● Written exercise
Type the records out again in full, exactly.
= = = = = = =
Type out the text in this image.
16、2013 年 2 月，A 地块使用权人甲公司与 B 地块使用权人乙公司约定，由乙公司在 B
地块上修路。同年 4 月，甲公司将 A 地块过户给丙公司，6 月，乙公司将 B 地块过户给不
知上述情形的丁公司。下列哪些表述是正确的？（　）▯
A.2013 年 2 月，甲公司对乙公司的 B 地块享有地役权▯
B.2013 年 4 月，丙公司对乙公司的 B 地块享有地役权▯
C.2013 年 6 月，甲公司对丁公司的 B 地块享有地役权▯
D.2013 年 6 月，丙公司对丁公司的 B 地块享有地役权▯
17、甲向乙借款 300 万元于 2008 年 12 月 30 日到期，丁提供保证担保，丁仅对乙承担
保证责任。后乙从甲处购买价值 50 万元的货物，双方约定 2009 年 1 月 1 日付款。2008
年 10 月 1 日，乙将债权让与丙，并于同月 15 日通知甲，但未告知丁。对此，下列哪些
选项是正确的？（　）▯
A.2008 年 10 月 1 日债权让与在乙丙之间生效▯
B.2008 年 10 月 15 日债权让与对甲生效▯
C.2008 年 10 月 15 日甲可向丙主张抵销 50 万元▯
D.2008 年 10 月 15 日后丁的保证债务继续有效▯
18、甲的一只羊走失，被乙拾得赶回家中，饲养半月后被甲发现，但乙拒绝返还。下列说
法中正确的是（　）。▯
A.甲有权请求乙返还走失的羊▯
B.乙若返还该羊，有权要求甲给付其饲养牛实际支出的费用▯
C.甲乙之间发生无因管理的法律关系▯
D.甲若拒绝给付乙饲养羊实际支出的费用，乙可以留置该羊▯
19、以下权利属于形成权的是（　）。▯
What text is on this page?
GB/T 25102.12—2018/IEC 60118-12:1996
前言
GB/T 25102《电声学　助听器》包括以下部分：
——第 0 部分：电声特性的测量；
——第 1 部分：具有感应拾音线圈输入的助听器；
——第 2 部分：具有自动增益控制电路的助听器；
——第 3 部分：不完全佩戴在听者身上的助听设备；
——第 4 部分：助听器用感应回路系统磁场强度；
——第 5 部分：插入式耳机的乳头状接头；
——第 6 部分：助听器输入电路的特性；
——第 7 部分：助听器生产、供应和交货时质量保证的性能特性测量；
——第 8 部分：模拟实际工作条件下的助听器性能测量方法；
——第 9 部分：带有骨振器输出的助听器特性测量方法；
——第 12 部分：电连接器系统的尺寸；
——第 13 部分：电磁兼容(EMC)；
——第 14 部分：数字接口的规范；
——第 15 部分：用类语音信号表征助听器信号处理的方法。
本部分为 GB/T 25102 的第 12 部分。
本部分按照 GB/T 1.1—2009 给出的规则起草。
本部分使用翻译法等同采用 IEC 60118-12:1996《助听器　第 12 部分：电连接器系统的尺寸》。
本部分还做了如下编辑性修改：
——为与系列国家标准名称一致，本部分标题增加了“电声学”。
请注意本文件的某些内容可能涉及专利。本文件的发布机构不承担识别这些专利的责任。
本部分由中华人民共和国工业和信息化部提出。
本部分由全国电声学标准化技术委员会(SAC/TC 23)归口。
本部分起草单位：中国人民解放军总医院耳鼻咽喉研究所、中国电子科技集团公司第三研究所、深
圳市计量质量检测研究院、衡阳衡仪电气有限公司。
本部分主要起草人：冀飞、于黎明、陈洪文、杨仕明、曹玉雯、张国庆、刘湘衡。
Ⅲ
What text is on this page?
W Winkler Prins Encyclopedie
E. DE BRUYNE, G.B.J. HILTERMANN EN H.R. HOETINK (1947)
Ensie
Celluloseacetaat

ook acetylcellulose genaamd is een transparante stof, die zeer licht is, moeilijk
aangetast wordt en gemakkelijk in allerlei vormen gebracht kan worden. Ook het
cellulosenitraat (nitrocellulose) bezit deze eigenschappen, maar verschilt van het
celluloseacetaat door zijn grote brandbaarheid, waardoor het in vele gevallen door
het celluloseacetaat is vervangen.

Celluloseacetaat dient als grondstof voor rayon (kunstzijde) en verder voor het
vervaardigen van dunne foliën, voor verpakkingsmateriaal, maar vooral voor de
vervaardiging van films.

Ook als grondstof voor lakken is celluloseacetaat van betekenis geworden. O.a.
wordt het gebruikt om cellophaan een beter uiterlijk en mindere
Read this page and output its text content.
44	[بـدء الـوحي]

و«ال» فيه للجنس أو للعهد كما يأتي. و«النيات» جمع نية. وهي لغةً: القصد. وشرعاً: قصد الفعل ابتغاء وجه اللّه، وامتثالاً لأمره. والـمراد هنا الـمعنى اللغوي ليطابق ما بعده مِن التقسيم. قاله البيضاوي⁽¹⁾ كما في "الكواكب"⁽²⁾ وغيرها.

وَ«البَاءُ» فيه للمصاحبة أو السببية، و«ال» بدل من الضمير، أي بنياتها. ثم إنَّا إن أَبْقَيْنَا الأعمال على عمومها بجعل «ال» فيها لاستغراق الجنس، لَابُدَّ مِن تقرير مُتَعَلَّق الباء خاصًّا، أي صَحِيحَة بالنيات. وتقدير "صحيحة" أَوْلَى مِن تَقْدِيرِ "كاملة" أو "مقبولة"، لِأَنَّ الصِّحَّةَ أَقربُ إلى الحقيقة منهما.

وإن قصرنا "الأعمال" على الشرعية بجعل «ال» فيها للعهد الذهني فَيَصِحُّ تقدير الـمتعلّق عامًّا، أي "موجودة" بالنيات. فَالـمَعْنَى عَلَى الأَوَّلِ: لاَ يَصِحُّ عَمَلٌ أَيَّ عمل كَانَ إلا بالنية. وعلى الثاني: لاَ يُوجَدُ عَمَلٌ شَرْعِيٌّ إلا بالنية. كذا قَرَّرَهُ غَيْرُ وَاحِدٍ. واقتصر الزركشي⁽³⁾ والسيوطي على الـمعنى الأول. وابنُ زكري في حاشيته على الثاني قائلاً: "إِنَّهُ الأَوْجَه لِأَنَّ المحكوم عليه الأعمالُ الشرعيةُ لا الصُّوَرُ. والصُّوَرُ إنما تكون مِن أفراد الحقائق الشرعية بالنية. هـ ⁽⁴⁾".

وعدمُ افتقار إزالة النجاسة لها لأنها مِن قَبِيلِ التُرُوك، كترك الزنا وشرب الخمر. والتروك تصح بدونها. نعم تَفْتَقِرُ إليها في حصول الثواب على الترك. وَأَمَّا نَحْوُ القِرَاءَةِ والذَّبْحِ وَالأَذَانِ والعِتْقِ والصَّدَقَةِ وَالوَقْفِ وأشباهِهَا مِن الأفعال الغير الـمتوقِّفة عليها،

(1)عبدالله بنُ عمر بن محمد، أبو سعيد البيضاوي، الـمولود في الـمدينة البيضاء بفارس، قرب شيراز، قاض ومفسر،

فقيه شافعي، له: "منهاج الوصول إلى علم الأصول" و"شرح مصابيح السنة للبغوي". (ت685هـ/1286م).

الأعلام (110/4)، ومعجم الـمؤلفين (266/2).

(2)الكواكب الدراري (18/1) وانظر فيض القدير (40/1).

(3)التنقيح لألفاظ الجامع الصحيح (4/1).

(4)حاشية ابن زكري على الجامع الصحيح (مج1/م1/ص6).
= = = = = = =
● Answer for the task
Type out the text in this image.
16、2013 年 2 月，A 地块使用权人甲公司与 B 地块使用权人乙公司约定，由乙公司在 B
地块上修路。同年 4 月，甲公司将 A 地块过户给丙公司，6 月，乙公司将 B 地块过户给不
知上述情形的丁公司。下列哪些表述是正确的？（　）▯
A.2013 年 2 月，甲公司对乙公司的 B 地块享有地役权▯
B.2013 年 4 月，丙公司对乙公司的 B 地块享有地役权▯
C.2013 年 6 月，甲公司对丁公司的 B 地块享有地役权▯
D.2013 年 6 月，丙公司对丁公司的 B 地块享有地役权▯
17、甲向乙借款 300 万元于 2008 年 12 月 30 日到期，丁提供保证担保，丁仅对乙承担
保证责任。后乙从甲处购买价值 50 万元的货物，双方约定 2009 年 1 月 1 日付款。2008
年 10 月 1 日，乙将债权让与丙，并于同月 15 日通知甲，但未告知丁。对此，下列哪些
选项是正确的？（　）▯
A.2008 年 10 月 1 日债权让与在乙丙之间生效▯
B.2008 年 10 月 15 日债权让与对甲生效▯
C.2008 年 10 月 15 日甲可向丙主张抵销 50 万元▯
D.2008 年 10 月 15 日后丁的保证债务继续有效▯
18、甲的一只羊走失，被乙拾得赶回家中，饲养半月后被甲发现，但乙拒绝返还。下列说
法中正确的是（　）。▯
A.甲有权请求乙返还走失的羊▯
B.乙若返还该羊，有权要求甲给付其饲养牛实际支出的费用▯
C.甲乙之间发生无因管理的法律关系▯
D.甲若拒绝给付乙饲养羊实际支出的费用，乙可以留置该羊▯
19、以下权利属于形成权的是（　）。▯
What text is on this page?
GB/T 25102.12—2018/IEC 60118-12:1996
前言
GB/T 25102《电声学　助听器》包括以下部分：
——第 0 部分：电声特性的测量；
——第 1 部分：具有感应拾音线圈输入的助听器；
——第 2 部分：具有自动增益控制电路的助听器；
——第 3 部分：不完全佩戴在听者身上的助听设备；
——第 4 部分：助听器用感应回路系统磁场强度；
——第 5 部分：插入式耳机的乳头状接头；
——第 6 部分：助听器输入电路的特性；
——第 7 部分：助听器生产、供应和交货时质量保证的性能特性测量；
——第 8 部分：模拟实际工作条件下的助听器性能测量方法；
——第 9 部分：带有骨振器输出的助听器特性测量方法；
——第 12 部分：电连接器系统的尺寸；
——第 13 部分：电磁兼容(EMC)；
——第 14 部分：数字接口的规范；
——第 15 部分：用类语音信号表征助听器信号处理的方法。
本部分为 GB/T 25102 的第 12 部分。
本部分按照 GB/T 1.1—2009 给出的规则起草。
本部分使用翻译法等同采用 IEC 60118-12:1996《助听器　第 12 部分：电连接器系统的尺寸》。
本部分还做了如下编辑性修改：
——为与系列国家标准名称一致，本部分标题增加了“电声学”。
请注意本文件的某些内容可能涉及专利。本文件的发布机构不承担识别这些专利的责任。
本部分由中华人民共和国工业和信息化部提出。
本部分由全国电声学标准化技术委员会(SAC/TC 23)归口。
本部分起草单位：中国人民解放军总医院耳鼻咽喉研究所、中国电子科技集团公司第三研究所、深
圳市计量质量检测研究院、衡阳衡仪电气有限公司。
本部分主要起草人：冀飞、于黎明、陈洪文、杨仕明、曹玉雯、张国庆、刘湘衡。
Ⅲ
What text is on this page?
W Winkler Prins Encyclopedie
E. DE BRUYNE, G.B.J. HILTERMANN EN H.R. HOETINK (1947)
Ensie
Celluloseacetaat

ook acetylcellulose genaamd is een transparante stof, die zeer licht is, moeilijk
aangetast wordt en gemakkelijk in allerlei vormen gebracht kan worden. Ook het
cellulosenitraat (nitrocellulose) bezit deze eigenschappen, maar verschilt van het
celluloseacetaat door zijn grote brandbaarheid, waardoor het in vele gevallen door
het celluloseacetaat is vervangen.

Celluloseacetaat dient als grondstof voor rayon (kunstzijde) en verder voor het
vervaardigen van dunne foliën, voor verpakkingsmateriaal, maar vooral voor de
vervaardiging van films.

Ook als grondstof voor lakken is celluloseacetaat van betekenis geworden. O.a.
wordt het gebruikt om cellophaan een beter uiterlijk en mindere
Read this page and output its text content.
44	[بـدء الـوحي]

و«ال» فيه للجنس أو للعهد كما يأتي. و«النيات» جمع نية. وهي لغةً: القصد. وشرعاً: قصد الفعل ابتغاء وجه اللّه، وامتثالاً لأمره. والـمراد هنا الـمعنى اللغوي ليطابق ما بعده مِن التقسيم. قاله البيضاوي⁽¹⁾ كما في "الكواكب"⁽²⁾ وغيرها.

وَ«البَاءُ» فيه للمصاحبة أو السببية، و«ال» بدل من الضمير، أي بنياتها. ثم إنَّا إن أَبْقَيْنَا الأعمال على عمومها بجعل «ال» فيها لاستغراق الجنس، لَابُدَّ مِن تقرير مُتَعَلَّق الباء خاصًّا، أي صَحِيحَة بالنيات. وتقدير "صحيحة" أَوْلَى مِن تَقْدِيرِ "كاملة" أو "مقبولة"، لِأَنَّ الصِّحَّةَ أَقربُ إلى الحقيقة منهما.

وإن قصرنا "الأعمال" على الشرعية بجعل «ال» فيها للعهد الذهني فَيَصِحُّ تقدير الـمتعلّق عامًّا، أي "موجودة" بالنيات. فَالـمَعْنَى عَلَى الأَوَّلِ: لاَ يَصِحُّ عَمَلٌ أَيَّ عمل كَانَ إلا بالنية. وعلى الثاني: لاَ يُوجَدُ عَمَلٌ شَرْعِيٌّ إلا بالنية. كذا قَرَّرَهُ غَيْرُ وَاحِدٍ. واقتصر الزركشي⁽³⁾ والسيوطي على الـمعنى الأول. وابنُ زكري في حاشيته على الثاني قائلاً: "إِنَّهُ الأَوْجَه لِأَنَّ المحكوم عليه الأعمالُ الشرعيةُ لا الصُّوَرُ. والصُّوَرُ إنما تكون مِن أفراد الحقائق الشرعية بالنية. هـ ⁽⁴⁾".

وعدمُ افتقار إزالة النجاسة لها لأنها مِن قَبِيلِ التُرُوك، كترك الزنا وشرب الخمر. والتروك تصح بدونها. نعم تَفْتَقِرُ إليها في حصول الثواب على الترك. وَأَمَّا نَحْوُ القِرَاءَةِ والذَّبْحِ وَالأَذَانِ والعِتْقِ والصَّدَقَةِ وَالوَقْفِ وأشباهِهَا مِن الأفعال الغير الـمتوقِّفة عليها،

(1)عبدالله بنُ عمر بن محمد، أبو سعيد البيضاوي، الـمولود في الـمدينة البيضاء بفارس، قرب شيراز، قاض ومفسر،

فقيه شافعي، له: "منهاج الوصول إلى علم الأصول" و"شرح مصابيح السنة للبغوي". (ت685هـ/1286م).

الأعلام (110/4)، ومعجم الـمؤلفين (266/2).

(2)الكواكب الدراري (18/1) وانظر فيض القدير (40/1).

(3)التنقيح لألفاظ الجامع الصحيح (4/1).

(4)حاشية ابن زكري على الجامع الصحيح (مج1/م1/ص6).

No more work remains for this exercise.